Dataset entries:

>>

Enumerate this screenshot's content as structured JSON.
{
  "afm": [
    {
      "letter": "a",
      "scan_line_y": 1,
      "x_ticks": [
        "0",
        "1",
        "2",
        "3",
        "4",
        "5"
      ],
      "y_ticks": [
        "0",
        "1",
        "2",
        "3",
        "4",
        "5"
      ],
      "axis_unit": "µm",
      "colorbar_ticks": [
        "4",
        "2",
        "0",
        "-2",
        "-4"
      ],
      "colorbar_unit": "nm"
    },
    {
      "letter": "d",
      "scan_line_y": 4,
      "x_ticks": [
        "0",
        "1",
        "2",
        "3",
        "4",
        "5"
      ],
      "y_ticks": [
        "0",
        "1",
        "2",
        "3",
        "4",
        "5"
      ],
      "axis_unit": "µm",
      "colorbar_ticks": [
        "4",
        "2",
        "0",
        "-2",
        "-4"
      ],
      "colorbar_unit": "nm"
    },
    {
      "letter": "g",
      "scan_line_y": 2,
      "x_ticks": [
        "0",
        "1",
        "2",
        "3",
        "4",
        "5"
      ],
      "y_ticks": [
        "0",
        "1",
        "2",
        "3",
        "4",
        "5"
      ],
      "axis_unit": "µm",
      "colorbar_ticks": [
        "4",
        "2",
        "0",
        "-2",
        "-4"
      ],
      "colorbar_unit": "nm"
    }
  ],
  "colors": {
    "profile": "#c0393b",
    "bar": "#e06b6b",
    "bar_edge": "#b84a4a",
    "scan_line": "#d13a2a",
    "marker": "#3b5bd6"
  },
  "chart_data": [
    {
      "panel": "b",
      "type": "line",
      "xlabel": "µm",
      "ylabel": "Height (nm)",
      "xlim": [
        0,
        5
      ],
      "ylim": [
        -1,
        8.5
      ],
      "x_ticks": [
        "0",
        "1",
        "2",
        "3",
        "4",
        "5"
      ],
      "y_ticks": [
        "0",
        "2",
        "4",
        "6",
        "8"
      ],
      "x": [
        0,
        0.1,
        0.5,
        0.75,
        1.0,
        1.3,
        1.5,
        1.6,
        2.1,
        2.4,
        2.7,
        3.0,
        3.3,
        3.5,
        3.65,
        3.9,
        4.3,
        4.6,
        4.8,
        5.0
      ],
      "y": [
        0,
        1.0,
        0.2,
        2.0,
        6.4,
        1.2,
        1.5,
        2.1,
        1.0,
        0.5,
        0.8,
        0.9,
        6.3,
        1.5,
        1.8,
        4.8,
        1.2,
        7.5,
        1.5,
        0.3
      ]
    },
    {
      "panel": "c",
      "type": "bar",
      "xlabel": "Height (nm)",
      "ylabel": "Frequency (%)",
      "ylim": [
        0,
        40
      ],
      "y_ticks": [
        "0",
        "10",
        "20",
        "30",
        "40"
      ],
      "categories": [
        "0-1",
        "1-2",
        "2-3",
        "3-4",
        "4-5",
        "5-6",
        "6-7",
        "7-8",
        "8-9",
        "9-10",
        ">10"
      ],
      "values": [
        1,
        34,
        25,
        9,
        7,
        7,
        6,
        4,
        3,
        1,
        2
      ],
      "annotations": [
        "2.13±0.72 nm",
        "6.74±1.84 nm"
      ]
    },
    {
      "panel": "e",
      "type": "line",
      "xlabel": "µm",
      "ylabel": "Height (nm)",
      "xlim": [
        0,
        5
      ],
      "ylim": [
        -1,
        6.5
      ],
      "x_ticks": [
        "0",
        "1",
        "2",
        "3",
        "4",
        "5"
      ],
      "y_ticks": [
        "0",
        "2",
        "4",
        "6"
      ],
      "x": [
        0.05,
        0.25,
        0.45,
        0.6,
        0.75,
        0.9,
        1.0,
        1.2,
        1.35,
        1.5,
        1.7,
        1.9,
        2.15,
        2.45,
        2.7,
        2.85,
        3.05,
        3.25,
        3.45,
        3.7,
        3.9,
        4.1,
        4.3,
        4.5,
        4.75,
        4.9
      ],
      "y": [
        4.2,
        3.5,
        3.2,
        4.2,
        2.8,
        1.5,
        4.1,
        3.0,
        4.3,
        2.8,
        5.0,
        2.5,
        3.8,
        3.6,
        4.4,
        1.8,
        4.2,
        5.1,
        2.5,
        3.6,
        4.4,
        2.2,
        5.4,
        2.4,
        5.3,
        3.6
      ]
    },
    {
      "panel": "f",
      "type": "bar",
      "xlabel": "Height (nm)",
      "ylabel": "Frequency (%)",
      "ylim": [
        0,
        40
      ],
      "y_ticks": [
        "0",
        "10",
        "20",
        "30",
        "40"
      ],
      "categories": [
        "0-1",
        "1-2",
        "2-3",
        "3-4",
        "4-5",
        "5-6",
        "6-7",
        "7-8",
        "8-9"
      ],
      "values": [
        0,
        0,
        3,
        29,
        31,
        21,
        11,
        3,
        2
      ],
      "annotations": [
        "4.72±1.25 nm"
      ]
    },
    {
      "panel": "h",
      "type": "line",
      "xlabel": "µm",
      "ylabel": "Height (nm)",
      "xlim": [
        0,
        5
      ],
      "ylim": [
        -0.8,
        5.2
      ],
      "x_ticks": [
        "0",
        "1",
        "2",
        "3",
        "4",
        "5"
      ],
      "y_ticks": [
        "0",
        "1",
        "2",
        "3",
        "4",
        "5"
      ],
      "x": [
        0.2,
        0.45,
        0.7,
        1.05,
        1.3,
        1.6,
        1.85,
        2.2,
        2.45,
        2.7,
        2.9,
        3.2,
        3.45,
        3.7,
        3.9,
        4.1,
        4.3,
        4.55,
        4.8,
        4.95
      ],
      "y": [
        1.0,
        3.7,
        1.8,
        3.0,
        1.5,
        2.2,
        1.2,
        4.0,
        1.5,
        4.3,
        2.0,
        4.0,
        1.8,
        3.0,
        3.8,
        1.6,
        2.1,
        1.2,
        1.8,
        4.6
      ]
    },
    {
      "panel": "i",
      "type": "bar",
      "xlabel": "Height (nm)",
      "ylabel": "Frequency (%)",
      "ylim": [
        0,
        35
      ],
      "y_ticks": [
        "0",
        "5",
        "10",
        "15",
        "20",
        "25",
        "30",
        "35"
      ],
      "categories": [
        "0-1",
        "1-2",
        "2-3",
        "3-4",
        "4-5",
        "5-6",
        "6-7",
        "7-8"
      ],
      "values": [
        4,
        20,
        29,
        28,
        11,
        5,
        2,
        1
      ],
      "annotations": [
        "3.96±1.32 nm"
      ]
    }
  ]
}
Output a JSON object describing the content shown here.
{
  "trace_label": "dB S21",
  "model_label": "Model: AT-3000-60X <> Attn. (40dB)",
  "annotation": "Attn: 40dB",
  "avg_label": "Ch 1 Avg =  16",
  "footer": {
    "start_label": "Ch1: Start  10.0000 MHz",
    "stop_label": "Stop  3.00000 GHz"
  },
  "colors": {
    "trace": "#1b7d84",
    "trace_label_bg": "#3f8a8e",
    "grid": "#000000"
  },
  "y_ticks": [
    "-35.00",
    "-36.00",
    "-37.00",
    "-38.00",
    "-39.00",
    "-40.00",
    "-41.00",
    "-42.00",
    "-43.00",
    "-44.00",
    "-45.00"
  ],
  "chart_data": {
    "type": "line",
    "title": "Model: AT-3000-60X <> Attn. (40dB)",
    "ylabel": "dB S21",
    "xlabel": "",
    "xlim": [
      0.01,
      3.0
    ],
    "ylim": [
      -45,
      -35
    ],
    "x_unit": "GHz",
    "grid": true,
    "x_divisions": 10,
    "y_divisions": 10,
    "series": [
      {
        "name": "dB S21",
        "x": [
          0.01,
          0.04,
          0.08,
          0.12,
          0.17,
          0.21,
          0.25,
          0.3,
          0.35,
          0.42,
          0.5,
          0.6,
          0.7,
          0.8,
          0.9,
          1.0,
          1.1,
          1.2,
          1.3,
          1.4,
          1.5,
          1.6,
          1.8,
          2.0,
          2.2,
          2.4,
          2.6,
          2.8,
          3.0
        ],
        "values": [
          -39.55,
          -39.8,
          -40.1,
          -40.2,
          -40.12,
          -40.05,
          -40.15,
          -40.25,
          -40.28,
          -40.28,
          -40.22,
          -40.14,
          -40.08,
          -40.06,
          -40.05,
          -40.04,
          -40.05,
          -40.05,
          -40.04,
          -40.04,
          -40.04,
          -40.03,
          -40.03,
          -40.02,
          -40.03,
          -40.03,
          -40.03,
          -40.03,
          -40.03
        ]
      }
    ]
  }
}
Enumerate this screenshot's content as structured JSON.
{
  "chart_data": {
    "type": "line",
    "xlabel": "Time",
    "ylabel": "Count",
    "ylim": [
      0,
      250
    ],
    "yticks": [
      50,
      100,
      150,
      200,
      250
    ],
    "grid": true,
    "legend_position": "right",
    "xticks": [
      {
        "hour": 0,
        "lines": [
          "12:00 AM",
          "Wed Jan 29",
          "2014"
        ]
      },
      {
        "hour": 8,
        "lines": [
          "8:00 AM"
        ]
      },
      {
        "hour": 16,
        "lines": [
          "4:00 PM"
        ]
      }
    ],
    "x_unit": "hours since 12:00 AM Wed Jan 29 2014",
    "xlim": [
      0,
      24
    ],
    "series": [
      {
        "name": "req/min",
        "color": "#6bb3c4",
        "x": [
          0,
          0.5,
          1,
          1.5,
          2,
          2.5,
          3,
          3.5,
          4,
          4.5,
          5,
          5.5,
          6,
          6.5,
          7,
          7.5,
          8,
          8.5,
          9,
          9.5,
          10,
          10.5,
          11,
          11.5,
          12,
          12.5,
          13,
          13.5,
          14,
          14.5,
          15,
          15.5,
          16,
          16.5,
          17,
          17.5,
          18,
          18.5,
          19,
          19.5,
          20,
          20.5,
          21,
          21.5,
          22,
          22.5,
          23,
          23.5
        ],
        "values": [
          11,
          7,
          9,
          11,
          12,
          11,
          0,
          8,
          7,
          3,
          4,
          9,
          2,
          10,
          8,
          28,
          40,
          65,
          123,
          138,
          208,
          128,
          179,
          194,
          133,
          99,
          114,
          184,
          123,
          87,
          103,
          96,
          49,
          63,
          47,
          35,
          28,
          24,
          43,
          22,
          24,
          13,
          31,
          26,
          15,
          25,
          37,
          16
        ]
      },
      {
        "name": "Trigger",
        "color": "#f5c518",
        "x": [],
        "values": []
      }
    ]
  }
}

<<

Set task: From the listing, copy each line containing the word "Model".

Reply:
  "model_label": "Model: AT-3000-60X <> Attn. (40dB)",
    "title": "Model: AT-3000-60X <> Attn. (40dB)",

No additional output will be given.